YOUR INSTRUCTIONS: Identify the lines that contain the string "основные" and copy all of them.

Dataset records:
---

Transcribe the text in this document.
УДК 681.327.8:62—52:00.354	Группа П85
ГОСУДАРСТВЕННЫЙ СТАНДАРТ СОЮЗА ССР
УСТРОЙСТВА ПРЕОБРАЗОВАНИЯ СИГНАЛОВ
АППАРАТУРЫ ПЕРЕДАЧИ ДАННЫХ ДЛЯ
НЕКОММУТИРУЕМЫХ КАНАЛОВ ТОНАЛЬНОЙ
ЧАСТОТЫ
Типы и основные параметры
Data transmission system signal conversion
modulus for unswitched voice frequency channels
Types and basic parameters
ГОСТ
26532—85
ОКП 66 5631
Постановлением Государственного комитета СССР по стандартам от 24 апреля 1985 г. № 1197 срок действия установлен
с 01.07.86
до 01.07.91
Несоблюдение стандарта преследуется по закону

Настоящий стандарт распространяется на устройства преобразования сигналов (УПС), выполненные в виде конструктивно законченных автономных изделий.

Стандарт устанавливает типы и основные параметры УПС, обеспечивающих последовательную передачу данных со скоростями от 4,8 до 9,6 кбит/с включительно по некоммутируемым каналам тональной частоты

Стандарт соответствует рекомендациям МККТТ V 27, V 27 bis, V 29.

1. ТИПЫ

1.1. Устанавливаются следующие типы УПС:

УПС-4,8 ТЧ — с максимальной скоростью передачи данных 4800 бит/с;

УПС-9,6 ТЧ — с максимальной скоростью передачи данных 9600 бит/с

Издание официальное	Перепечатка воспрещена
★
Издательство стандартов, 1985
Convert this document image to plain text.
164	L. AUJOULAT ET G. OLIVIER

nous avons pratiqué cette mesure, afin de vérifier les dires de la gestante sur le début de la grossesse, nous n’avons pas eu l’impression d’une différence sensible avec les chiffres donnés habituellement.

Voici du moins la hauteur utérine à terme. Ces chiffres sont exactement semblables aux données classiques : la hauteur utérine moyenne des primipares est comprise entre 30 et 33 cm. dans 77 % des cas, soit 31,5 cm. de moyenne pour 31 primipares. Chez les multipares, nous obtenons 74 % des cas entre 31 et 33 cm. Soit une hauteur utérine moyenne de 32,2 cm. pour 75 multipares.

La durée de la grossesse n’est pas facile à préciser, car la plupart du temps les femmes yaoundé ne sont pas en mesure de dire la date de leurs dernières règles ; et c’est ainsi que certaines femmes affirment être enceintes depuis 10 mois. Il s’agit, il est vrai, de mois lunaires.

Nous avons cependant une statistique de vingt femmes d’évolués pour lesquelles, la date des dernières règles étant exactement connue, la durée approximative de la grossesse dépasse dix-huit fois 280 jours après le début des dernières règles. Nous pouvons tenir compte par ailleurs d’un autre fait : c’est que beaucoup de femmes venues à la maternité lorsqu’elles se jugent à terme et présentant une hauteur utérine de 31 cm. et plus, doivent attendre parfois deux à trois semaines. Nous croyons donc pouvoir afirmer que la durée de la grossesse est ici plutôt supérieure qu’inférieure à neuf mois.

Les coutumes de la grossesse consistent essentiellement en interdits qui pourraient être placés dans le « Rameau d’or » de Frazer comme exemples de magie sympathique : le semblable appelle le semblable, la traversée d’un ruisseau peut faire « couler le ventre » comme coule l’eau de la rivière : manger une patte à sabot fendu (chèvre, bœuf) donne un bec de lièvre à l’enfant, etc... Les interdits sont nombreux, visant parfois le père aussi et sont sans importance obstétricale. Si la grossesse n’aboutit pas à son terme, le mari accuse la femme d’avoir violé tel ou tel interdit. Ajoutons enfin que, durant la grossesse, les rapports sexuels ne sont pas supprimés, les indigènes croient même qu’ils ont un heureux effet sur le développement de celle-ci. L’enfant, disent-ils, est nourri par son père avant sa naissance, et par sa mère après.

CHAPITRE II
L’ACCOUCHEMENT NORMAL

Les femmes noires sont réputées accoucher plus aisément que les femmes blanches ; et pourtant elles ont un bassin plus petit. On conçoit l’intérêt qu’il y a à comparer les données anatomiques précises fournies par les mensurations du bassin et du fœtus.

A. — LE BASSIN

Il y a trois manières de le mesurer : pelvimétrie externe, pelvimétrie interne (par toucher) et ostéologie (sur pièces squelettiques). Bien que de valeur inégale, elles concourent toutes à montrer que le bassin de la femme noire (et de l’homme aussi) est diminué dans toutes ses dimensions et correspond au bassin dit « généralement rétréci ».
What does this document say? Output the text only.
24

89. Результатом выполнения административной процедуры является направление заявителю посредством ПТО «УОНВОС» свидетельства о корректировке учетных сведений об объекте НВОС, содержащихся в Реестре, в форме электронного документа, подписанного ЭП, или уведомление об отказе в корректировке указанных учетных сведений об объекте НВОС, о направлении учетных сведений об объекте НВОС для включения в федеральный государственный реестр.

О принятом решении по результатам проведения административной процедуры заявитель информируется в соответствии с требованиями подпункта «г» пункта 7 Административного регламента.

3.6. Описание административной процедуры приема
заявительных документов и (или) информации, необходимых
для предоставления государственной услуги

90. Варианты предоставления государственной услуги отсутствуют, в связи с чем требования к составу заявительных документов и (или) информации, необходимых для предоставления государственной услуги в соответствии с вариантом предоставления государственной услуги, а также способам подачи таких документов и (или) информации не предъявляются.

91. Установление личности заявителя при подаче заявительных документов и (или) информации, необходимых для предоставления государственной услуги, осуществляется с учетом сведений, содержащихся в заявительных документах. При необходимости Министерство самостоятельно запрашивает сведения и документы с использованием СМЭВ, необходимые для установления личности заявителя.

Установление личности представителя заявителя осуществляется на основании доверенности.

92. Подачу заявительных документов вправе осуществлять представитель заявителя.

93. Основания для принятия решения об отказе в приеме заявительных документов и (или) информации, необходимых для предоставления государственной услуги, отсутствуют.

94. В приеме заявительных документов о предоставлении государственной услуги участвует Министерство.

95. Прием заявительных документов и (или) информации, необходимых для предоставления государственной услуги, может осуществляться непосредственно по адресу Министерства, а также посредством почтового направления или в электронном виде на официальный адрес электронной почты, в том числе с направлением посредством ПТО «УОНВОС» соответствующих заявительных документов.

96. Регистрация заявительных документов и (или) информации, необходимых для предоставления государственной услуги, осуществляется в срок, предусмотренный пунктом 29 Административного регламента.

---

THE OUTPUT:
Типы и основные параметры
Стандарт устанавливает типы и основные параметры УПС, обеспечивающих последовательную передачу данных со скоростями от 4,8 до 9,6 кбит/с включительно по некоммутируемым каналам тональной частоты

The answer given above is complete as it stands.